Written exercise
Copy out every record below exactly as written, but leave out any pictures.

Supplied material

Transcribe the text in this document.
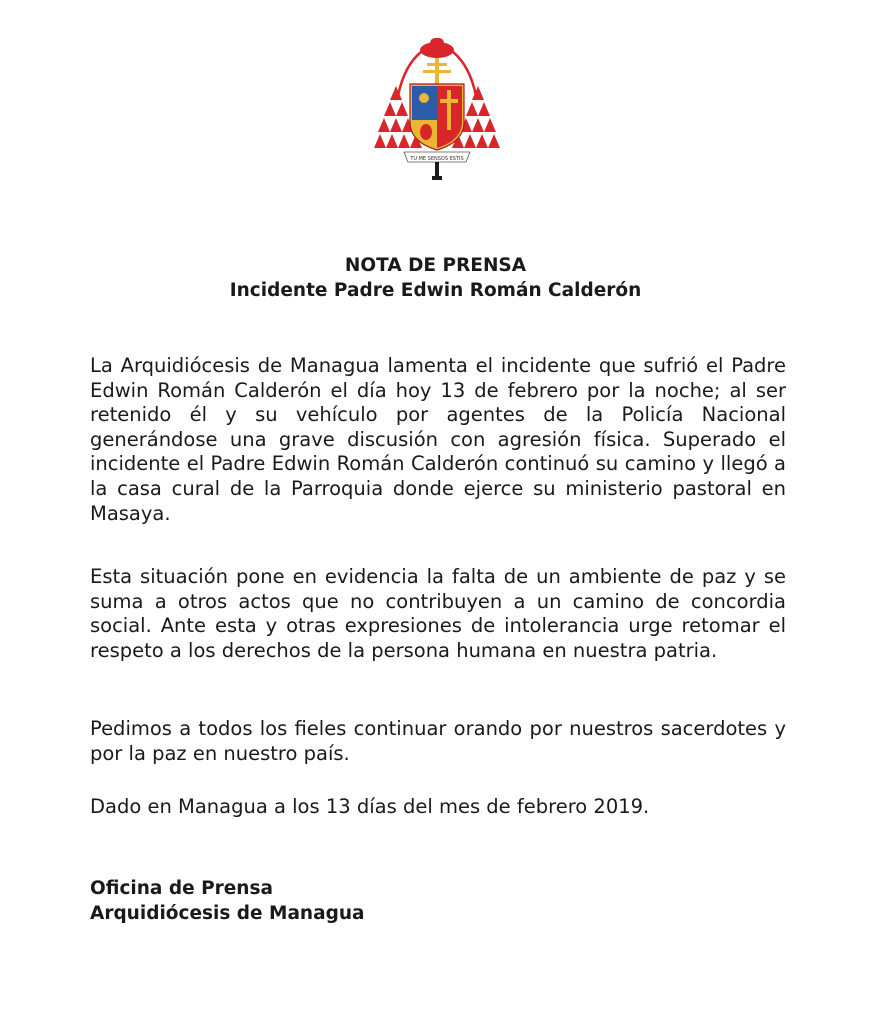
TU ME SENSOS ESTIS
NOTA DE PRENSA
Incidente Padre Edwin Román Calderón

La Arquidiócesis de Managua lamenta el incidente que sufrió el Padre Edwin Román Calderón el día hoy 13 de febrero por la noche; al ser retenido él y su vehículo por agentes de la Policía Nacional generándose una grave discusión con agresión física. Superado el incidente el Padre Edwin Román Calderón continuó su camino y llegó a la casa cural de la Parroquia donde ejerce su ministerio pastoral en Masaya.

Esta situación pone en evidencia la falta de un ambiente de paz y se suma a otros actos que no contribuyen a un camino de concordia social. Ante esta y otras expresiones de intolerancia urge retomar el respeto a los derechos de la persona humana en nuestra patria.

Pedimos a todos los fieles continuar orando por nuestros sacerdotes y por la paz en nuestro país.

Dado en Managua a los 13 días del mes de febrero 2019.

Oficina de Prensa

Arquidiócesis de Managua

The completed task
Transcribe the text in this document.
TU ME SENSOS ESTIS
NOTA DE PRENSA
Incidente Padre Edwin Román Calderón

La Arquidiócesis de Managua lamenta el incidente que sufrió el Padre Edwin Román Calderón el día hoy 13 de febrero por la noche; al ser retenido él y su vehículo por agentes de la Policía Nacional generándose una grave discusión con agresión física. Superado el incidente el Padre Edwin Román Calderón continuó su camino y llegó a la casa cural de la Parroquia donde ejerce su ministerio pastoral en Masaya.

Esta situación pone en evidencia la falta de un ambiente de paz y se suma a otros actos que no contribuyen a un camino de concordia social. Ante esta y otras expresiones de intolerancia urge retomar el respeto a los derechos de la persona humana en nuestra patria.

Pedimos a todos los fieles continuar orando por nuestros sacerdotes y por la paz en nuestro país.

Dado en Managua a los 13 días del mes de febrero 2019.

Oficina de Prensa

Arquidiócesis de Managua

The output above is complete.